(Short task): Update the items below by replacing "Patent image size" with "Figure size" wherever it appears, changing nothing else. Omit the pictures from your answer.

Some records:
━━━━━━━━━━

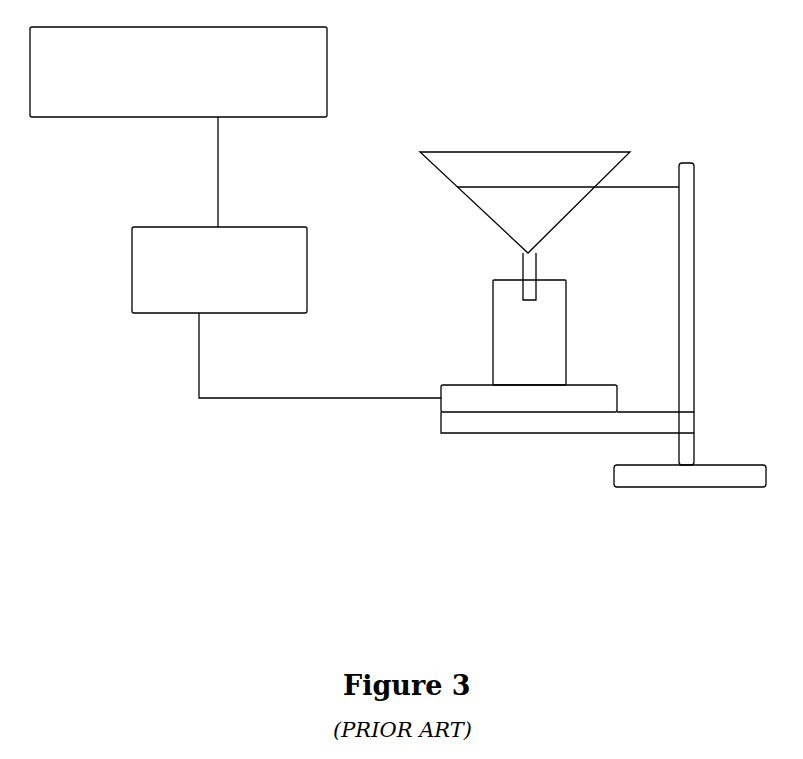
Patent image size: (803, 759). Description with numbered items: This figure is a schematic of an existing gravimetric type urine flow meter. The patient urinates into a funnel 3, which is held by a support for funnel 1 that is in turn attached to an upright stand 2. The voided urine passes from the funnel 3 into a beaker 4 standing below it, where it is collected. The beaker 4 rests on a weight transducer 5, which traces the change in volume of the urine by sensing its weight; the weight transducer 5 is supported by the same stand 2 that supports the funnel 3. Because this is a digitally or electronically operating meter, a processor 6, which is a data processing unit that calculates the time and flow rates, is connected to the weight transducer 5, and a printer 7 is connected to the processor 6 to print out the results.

The support for funnel 1 is at (651, 181).
The stand 2 is at (683, 492).
The funnel 3 is at (549, 145).
The beaker 4 is at (487, 335).
The weight transducer 5 is at (529, 396).
The processor 6 is at (155, 302).
The printer 7 is at (60, 102).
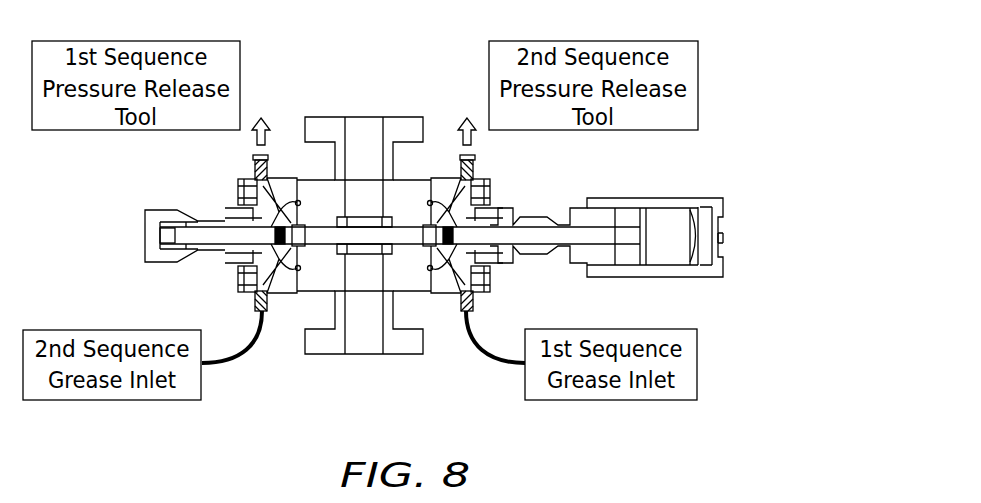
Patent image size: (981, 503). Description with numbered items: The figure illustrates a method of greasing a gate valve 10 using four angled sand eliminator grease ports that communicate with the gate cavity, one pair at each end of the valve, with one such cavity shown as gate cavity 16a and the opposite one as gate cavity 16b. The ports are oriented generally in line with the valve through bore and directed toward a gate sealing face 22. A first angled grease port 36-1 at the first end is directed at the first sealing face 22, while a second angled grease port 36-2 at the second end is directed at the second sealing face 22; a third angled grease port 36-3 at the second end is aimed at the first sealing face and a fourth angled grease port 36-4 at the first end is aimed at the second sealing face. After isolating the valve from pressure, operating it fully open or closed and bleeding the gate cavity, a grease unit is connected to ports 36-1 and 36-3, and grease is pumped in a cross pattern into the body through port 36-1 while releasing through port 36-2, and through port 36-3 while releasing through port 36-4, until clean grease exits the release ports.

The gate valve 10 is at (729, 143).
The gate cavity 16a is at (490, 204).
The second check valve assembly 16b is at (238, 204).
The gate sealing face 22 is at (300, 220).
The first angled grease port 36-1 is at (494, 327).
The second angled grease port 36-2 is at (236, 149).
The third angled grease port 36-3 is at (234, 327).
The fourth angled grease port 36-4 is at (493, 149).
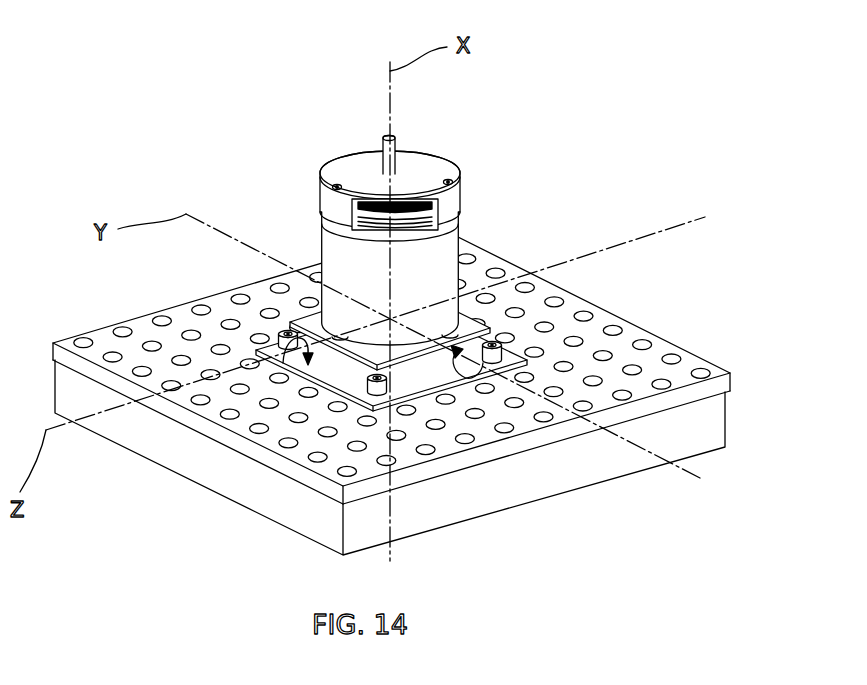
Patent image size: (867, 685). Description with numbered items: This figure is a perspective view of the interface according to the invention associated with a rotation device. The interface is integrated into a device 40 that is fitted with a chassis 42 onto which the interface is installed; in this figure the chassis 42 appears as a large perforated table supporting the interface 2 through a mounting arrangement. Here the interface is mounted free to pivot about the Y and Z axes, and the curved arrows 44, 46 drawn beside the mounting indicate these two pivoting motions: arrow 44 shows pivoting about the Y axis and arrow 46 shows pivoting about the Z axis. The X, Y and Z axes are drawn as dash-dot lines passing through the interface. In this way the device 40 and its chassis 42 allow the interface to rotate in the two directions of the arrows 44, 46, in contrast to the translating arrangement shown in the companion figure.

The device under test 2 is at (395, 160).
The device 40 is at (411, 332).
The chassis 42 is at (665, 338).
The arrow 44 is at (470, 380).
The arrow 46 is at (283, 363).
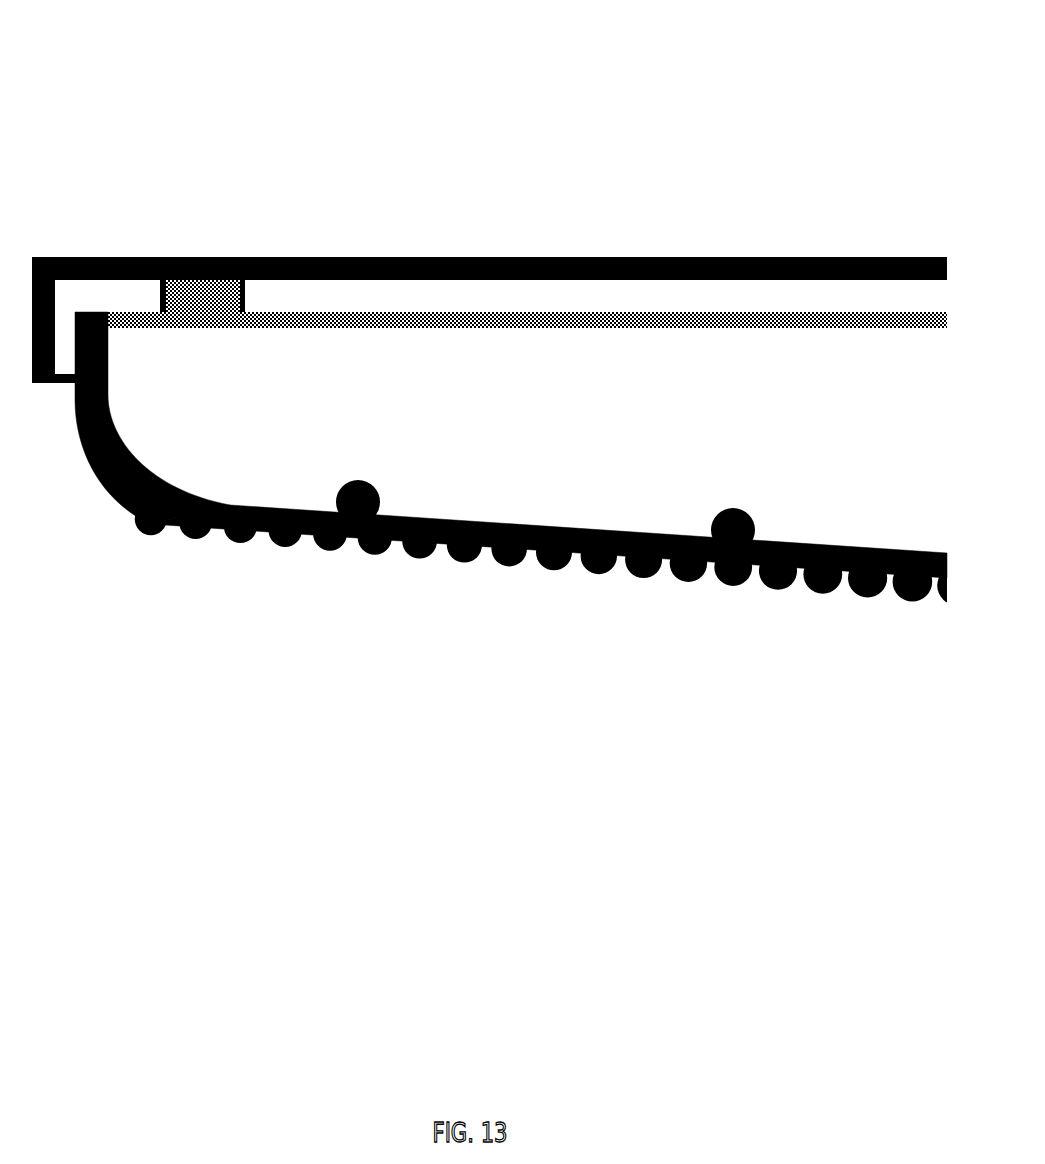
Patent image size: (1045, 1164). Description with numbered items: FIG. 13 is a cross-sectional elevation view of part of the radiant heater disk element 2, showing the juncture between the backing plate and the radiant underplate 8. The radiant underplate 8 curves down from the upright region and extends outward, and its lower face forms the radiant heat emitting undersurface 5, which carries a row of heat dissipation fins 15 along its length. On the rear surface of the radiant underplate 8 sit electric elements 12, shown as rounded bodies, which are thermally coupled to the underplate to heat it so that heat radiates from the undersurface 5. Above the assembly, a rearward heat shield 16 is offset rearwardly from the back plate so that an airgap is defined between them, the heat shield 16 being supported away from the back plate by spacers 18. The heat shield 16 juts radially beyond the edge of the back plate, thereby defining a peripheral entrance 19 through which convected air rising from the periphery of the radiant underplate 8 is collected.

The radiant heater disk element 2 is at (822, 100).
The radiant heat emitting undersurface 5 is at (526, 531).
The radiant underplate 8 is at (162, 473).
The electric element 12 is at (358, 480).
The heat dissipation fins 15 is at (247, 543).
The rearward heat shield 16 is at (337, 258).
The spacers 18 is at (217, 296).
The peripheral entrance 19 is at (59, 413).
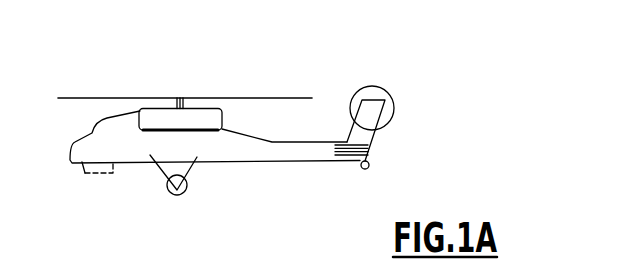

━━━━━━━━━━

(Written reply):
Figure size: (803, 759). Description with numbered items: This figure is a schematic of an existing gravimetric type urine flow meter. The patient urinates into a funnel 3, which is held by a support for funnel 1 that is in turn attached to an upright stand 2. The voided urine passes from the funnel 3 into a beaker 4 standing below it, where it is collected. The beaker 4 rests on a weight transducer 5, which traces the change in volume of the urine by sensing its weight; the weight transducer 5 is supported by the same stand 2 that supports the funnel 3. Because this is a digitally or electronically operating meter, a processor 6, which is a data processing unit that calculates the time and flow rates, is connected to the weight transducer 5, and a printer 7 is connected to the processor 6 to print out the results.

The support for funnel 1 is at (651, 181).
The stand 2 is at (683, 492).
The funnel 3 is at (549, 145).
The beaker 4 is at (487, 335).
The weight transducer 5 is at (529, 396).
The processor 6 is at (155, 302).
The printer 7 is at (60, 102).
Figure size: (981, 503). Description with numbered items: The figure illustrates a method of greasing a gate valve 10 using four angled sand eliminator grease ports that communicate with the gate cavity, one pair at each end of the valve, with one such cavity shown as gate cavity 16a and the opposite one as gate cavity 16b. The ports are oriented generally in line with the valve through bore and directed toward a gate sealing face 22. A first angled grease port 36-1 at the first end is directed at the first sealing face 22, while a second angled grease port 36-2 at the second end is directed at the second sealing face 22; a third angled grease port 36-3 at the second end is aimed at the first sealing face and a fourth angled grease port 36-4 at the first end is aimed at the second sealing face. After isolating the valve from pressure, operating it fully open or closed and bleeding the gate cavity, a grease unit is connected to ports 36-1 and 36-3, and grease is pumped in a cross pattern into the body through port 36-1 while releasing through port 36-2, and through port 36-3 while releasing through port 36-4, until clean grease exits the release ports.

The gate valve 10 is at (729, 143).
The gate cavity 16a is at (490, 204).
The second check valve assembly 16b is at (238, 204).
The gate sealing face 22 is at (300, 220).
The first angled grease port 36-1 is at (494, 327).
The second angled grease port 36-2 is at (236, 149).
The third angled grease port 36-3 is at (234, 327).
The fourth angled grease port 36-4 is at (493, 149).
Figure size: (867, 685). Description with numbered items: This figure is a perspective view of the interface according to the invention associated with a rotation device. The interface is integrated into a device 40 that is fitted with a chassis 42 onto which the interface is installed; in this figure the chassis 42 appears as a large perforated table supporting the interface 2 through a mounting arrangement. Here the interface is mounted free to pivot about the Y and Z axes, and the curved arrows 44, 46 drawn beside the mounting indicate these two pivoting motions: arrow 44 shows pivoting about the Y axis and arrow 46 shows pivoting about the Z axis. The X, Y and Z axes are drawn as dash-dot lines passing through the interface. In this way the device 40 and its chassis 42 allow the interface to rotate in the two directions of the arrows 44, 46, in contrast to the translating arrangement shown in the companion figure.

The device under test 2 is at (395, 160).
The device 40 is at (411, 332).
The chassis 42 is at (665, 338).
The arrow 44 is at (470, 380).
The arrow 46 is at (283, 363).
Figure size: (1045, 1164). Description with numbered items: FIG. 13 is a cross-sectional elevation view of part of the radiant heater disk element 2, showing the juncture between the backing plate and the radiant underplate 8. The radiant underplate 8 curves down from the upright region and extends outward, and its lower face forms the radiant heat emitting undersurface 5, which carries a row of heat dissipation fins 15 along its length. On the rear surface of the radiant underplate 8 sit electric elements 12, shown as rounded bodies, which are thermally coupled to the underplate to heat it so that heat radiates from the undersurface 5. Above the assembly, a rearward heat shield 16 is offset rearwardly from the back plate so that an airgap is defined between them, the heat shield 16 being supported away from the back plate by spacers 18. The heat shield 16 juts radially beyond the edge of the back plate, thereby defining a peripheral entrance 19 through which convected air rising from the periphery of the radiant underplate 8 is collected.

The radiant heater disk element 2 is at (822, 100).
The radiant heat emitting undersurface 5 is at (526, 531).
The radiant underplate 8 is at (162, 473).
The electric element 12 is at (358, 480).
The heat dissipation fins 15 is at (247, 543).
The rearward heat shield 16 is at (337, 258).
The spacers 18 is at (217, 296).
The peripheral entrance 19 is at (59, 413).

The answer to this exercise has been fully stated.